[Records from a collection of figures]
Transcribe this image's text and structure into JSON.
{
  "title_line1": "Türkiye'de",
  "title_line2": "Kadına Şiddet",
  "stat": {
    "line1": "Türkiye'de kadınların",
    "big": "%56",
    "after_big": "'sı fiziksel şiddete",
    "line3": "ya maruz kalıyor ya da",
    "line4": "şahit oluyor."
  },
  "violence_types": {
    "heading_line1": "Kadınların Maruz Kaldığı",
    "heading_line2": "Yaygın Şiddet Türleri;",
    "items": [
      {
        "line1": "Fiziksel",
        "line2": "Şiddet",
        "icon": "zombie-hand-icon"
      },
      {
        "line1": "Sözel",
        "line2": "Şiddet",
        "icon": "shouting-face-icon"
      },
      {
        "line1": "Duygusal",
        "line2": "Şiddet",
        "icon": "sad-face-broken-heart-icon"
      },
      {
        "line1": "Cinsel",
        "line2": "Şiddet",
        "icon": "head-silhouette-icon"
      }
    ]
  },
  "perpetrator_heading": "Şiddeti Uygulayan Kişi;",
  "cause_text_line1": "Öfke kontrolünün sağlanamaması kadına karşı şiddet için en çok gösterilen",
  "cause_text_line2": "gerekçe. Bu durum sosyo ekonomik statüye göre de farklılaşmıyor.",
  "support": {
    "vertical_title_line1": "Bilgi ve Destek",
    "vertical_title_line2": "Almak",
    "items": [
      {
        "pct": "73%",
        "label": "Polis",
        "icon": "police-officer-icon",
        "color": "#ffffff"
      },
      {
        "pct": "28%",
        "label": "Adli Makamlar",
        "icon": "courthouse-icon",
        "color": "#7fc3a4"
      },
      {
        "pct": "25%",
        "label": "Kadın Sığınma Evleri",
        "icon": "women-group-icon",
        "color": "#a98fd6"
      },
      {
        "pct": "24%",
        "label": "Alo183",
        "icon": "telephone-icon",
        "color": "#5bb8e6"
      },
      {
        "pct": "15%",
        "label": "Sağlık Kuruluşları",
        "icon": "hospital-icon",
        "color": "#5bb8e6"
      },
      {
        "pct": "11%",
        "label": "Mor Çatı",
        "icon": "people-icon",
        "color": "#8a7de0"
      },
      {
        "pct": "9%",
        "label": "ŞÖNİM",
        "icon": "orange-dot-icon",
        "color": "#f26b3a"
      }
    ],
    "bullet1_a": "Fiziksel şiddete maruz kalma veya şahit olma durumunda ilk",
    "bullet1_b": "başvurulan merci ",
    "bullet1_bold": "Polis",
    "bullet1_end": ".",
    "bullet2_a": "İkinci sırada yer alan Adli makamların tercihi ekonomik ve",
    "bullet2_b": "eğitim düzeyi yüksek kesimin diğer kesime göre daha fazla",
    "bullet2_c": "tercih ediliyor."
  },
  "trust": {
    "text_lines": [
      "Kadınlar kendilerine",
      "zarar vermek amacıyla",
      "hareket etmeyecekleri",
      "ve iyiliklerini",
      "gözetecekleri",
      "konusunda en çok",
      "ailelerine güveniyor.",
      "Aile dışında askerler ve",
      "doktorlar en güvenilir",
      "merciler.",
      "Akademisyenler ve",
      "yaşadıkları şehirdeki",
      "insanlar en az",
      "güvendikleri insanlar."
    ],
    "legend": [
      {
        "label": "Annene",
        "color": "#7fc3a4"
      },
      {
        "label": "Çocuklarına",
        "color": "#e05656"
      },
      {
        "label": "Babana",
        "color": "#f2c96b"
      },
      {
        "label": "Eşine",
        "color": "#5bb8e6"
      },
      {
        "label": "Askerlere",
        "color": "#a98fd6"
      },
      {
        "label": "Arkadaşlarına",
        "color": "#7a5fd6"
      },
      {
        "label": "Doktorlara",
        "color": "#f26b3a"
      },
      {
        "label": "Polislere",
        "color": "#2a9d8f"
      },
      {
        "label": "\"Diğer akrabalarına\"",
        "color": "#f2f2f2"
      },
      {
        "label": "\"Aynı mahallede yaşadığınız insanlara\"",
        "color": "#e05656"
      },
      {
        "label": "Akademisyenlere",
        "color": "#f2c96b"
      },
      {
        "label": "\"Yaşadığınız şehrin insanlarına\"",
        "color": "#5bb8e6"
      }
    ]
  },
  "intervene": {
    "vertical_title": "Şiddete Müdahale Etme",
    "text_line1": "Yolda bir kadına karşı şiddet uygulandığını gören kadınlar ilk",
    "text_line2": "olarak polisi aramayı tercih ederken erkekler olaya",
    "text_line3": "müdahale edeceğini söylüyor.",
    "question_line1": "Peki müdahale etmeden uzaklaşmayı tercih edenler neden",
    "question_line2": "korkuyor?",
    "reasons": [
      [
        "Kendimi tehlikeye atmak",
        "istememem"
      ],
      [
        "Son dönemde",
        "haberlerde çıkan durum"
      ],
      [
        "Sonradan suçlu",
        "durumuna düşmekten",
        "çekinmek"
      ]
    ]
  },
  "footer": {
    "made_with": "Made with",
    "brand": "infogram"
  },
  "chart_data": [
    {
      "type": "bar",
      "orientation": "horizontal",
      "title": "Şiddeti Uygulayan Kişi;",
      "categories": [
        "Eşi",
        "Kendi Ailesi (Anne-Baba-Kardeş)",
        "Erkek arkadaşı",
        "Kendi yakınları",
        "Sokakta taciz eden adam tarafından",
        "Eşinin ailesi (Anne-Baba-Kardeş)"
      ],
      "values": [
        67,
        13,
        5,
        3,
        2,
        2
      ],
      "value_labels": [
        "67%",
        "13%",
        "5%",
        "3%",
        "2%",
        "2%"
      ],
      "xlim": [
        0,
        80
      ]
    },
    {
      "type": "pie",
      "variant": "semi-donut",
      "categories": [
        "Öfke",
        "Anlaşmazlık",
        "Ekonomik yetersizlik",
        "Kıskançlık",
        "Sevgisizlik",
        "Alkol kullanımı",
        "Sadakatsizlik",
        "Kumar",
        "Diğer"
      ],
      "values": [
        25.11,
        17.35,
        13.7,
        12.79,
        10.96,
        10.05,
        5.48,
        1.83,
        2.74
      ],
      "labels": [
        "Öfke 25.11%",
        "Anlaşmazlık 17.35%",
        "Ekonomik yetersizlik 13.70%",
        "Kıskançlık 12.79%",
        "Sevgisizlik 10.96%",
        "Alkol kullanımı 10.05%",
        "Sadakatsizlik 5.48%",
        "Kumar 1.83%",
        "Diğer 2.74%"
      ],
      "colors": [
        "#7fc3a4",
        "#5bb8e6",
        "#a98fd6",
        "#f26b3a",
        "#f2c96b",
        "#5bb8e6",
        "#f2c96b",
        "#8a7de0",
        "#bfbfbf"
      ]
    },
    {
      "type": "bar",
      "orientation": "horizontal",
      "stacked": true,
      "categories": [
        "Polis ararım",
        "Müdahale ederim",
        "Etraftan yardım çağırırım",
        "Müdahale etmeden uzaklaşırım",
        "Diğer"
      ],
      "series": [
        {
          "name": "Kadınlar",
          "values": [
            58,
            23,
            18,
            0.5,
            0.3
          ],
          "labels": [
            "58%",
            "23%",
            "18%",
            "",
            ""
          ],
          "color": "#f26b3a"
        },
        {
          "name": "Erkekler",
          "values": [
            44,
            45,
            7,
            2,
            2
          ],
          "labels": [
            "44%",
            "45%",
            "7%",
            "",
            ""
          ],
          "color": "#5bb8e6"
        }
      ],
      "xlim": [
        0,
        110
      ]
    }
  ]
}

## Aim
Type out the entries again, word for word.

## Written response
Transcribe this image's text and structure into JSON.
{
  "title_line1": "Türkiye'de",
  "title_line2": "Kadına Şiddet",
  "stat": {
    "line1": "Türkiye'de kadınların",
    "big": "%56",
    "after_big": "'sı fiziksel şiddete",
    "line3": "ya maruz kalıyor ya da",
    "line4": "şahit oluyor."
  },
  "violence_types": {
    "heading_line1": "Kadınların Maruz Kaldığı",
    "heading_line2": "Yaygın Şiddet Türleri;",
    "items": [
      {
        "line1": "Fiziksel",
        "line2": "Şiddet",
        "icon": "zombie-hand-icon"
      },
      {
        "line1": "Sözel",
        "line2": "Şiddet",
        "icon": "shouting-face-icon"
      },
      {
        "line1": "Duygusal",
        "line2": "Şiddet",
        "icon": "sad-face-broken-heart-icon"
      },
      {
        "line1": "Cinsel",
        "line2": "Şiddet",
        "icon": "head-silhouette-icon"
      }
    ]
  },
  "perpetrator_heading": "Şiddeti Uygulayan Kişi;",
  "cause_text_line1": "Öfke kontrolünün sağlanamaması kadına karşı şiddet için en çok gösterilen",
  "cause_text_line2": "gerekçe. Bu durum sosyo ekonomik statüye göre de farklılaşmıyor.",
  "support": {
    "vertical_title_line1": "Bilgi ve Destek",
    "vertical_title_line2": "Almak",
    "items": [
      {
        "pct": "73%",
        "label": "Polis",
        "icon": "police-officer-icon",
        "color": "#ffffff"
      },
      {
        "pct": "28%",
        "label": "Adli Makamlar",
        "icon": "courthouse-icon",
        "color": "#7fc3a4"
      },
      {
        "pct": "25%",
        "label": "Kadın Sığınma Evleri",
        "icon": "women-group-icon",
        "color": "#a98fd6"
      },
      {
        "pct": "24%",
        "label": "Alo183",
        "icon": "telephone-icon",
        "color": "#5bb8e6"
      },
      {
        "pct": "15%",
        "label": "Sağlık Kuruluşları",
        "icon": "hospital-icon",
        "color": "#5bb8e6"
      },
      {
        "pct": "11%",
        "label": "Mor Çatı",
        "icon": "people-icon",
        "color": "#8a7de0"
      },
      {
        "pct": "9%",
        "label": "ŞÖNİM",
        "icon": "orange-dot-icon",
        "color": "#f26b3a"
      }
    ],
    "bullet1_a": "Fiziksel şiddete maruz kalma veya şahit olma durumunda ilk",
    "bullet1_b": "başvurulan merci ",
    "bullet1_bold": "Polis",
    "bullet1_end": ".",
    "bullet2_a": "İkinci sırada yer alan Adli makamların tercihi ekonomik ve",
    "bullet2_b": "eğitim düzeyi yüksek kesimin diğer kesime göre daha fazla",
    "bullet2_c": "tercih ediliyor."
  },
  "trust": {
    "text_lines": [
      "Kadınlar kendilerine",
      "zarar vermek amacıyla",
      "hareket etmeyecekleri",
      "ve iyiliklerini",
      "gözetecekleri",
      "konusunda en çok",
      "ailelerine güveniyor.",
      "Aile dışında askerler ve",
      "doktorlar en güvenilir",
      "merciler.",
      "Akademisyenler ve",
      "yaşadıkları şehirdeki",
      "insanlar en az",
      "güvendikleri insanlar."
    ],
    "legend": [
      {
        "label": "Annene",
        "color": "#7fc3a4"
      },
      {
        "label": "Çocuklarına",
        "color": "#e05656"
      },
      {
        "label": "Babana",
        "color": "#f2c96b"
      },
      {
        "label": "Eşine",
        "color": "#5bb8e6"
      },
      {
        "label": "Askerlere",
        "color": "#a98fd6"
      },
      {
        "label": "Arkadaşlarına",
        "color": "#7a5fd6"
      },
      {
        "label": "Doktorlara",
        "color": "#f26b3a"
      },
      {
        "label": "Polislere",
        "color": "#2a9d8f"
      },
      {
        "label": "\"Diğer akrabalarına\"",
        "color": "#f2f2f2"
      },
      {
        "label": "\"Aynı mahallede yaşadığınız insanlara\"",
        "color": "#e05656"
      },
      {
        "label": "Akademisyenlere",
        "color": "#f2c96b"
      },
      {
        "label": "\"Yaşadığınız şehrin insanlarına\"",
        "color": "#5bb8e6"
      }
    ]
  },
  "intervene": {
    "vertical_title": "Şiddete Müdahale Etme",
    "text_line1": "Yolda bir kadına karşı şiddet uygulandığını gören kadınlar ilk",
    "text_line2": "olarak polisi aramayı tercih ederken erkekler olaya",
    "text_line3": "müdahale edeceğini söylüyor.",
    "question_line1": "Peki müdahale etmeden uzaklaşmayı tercih edenler neden",
    "question_line2": "korkuyor?",
    "reasons": [
      [
        "Kendimi tehlikeye atmak",
        "istememem"
      ],
      [
        "Son dönemde",
        "haberlerde çıkan durum"
      ],
      [
        "Sonradan suçlu",
        "durumuna düşmekten",
        "çekinmek"
      ]
    ]
  },
  "footer": {
    "made_with": "Made with",
    "brand": "infogram"
  },
  "chart_data": [
    {
      "type": "bar",
      "orientation": "horizontal",
      "title": "Şiddeti Uygulayan Kişi;",
      "categories": [
        "Eşi",
        "Kendi Ailesi (Anne-Baba-Kardeş)",
        "Erkek arkadaşı",
        "Kendi yakınları",
        "Sokakta taciz eden adam tarafından",
        "Eşinin ailesi (Anne-Baba-Kardeş)"
      ],
      "values": [
        67,
        13,
        5,
        3,
        2,
        2
      ],
      "value_labels": [
        "67%",
        "13%",
        "5%",
        "3%",
        "2%",
        "2%"
      ],
      "xlim": [
        0,
        80
      ]
    },
    {
      "type": "pie",
      "variant": "semi-donut",
      "categories": [
        "Öfke",
        "Anlaşmazlık",
        "Ekonomik yetersizlik",
        "Kıskançlık",
        "Sevgisizlik",
        "Alkol kullanımı",
        "Sadakatsizlik",
        "Kumar",
        "Diğer"
      ],
      "values": [
        25.11,
        17.35,
        13.7,
        12.79,
        10.96,
        10.05,
        5.48,
        1.83,
        2.74
      ],
      "labels": [
        "Öfke 25.11%",
        "Anlaşmazlık 17.35%",
        "Ekonomik yetersizlik 13.70%",
        "Kıskançlık 12.79%",
        "Sevgisizlik 10.96%",
        "Alkol kullanımı 10.05%",
        "Sadakatsizlik 5.48%",
        "Kumar 1.83%",
        "Diğer 2.74%"
      ],
      "colors": [
        "#7fc3a4",
        "#5bb8e6",
        "#a98fd6",
        "#f26b3a",
        "#f2c96b",
        "#5bb8e6",
        "#f2c96b",
        "#8a7de0",
        "#bfbfbf"
      ]
    },
    {
      "type": "bar",
      "orientation": "horizontal",
      "stacked": true,
      "categories": [
        "Polis ararım",
        "Müdahale ederim",
        "Etraftan yardım çağırırım",
        "Müdahale etmeden uzaklaşırım",
        "Diğer"
      ],
      "series": [
        {
          "name": "Kadınlar",
          "values": [
            58,
            23,
            18,
            0.5,
            0.3
          ],
          "labels": [
            "58%",
            "23%",
            "18%",
            "",
            ""
          ],
          "color": "#f26b3a"
        },
        {
          "name": "Erkekler",
          "values": [
            44,
            45,
            7,
            2,
            2
          ],
          "labels": [
            "44%",
            "45%",
            "7%",
            "",
            ""
          ],
          "color": "#5bb8e6"
        }
      ],
      "xlim": [
        0,
        110
      ]
    }
  ]
}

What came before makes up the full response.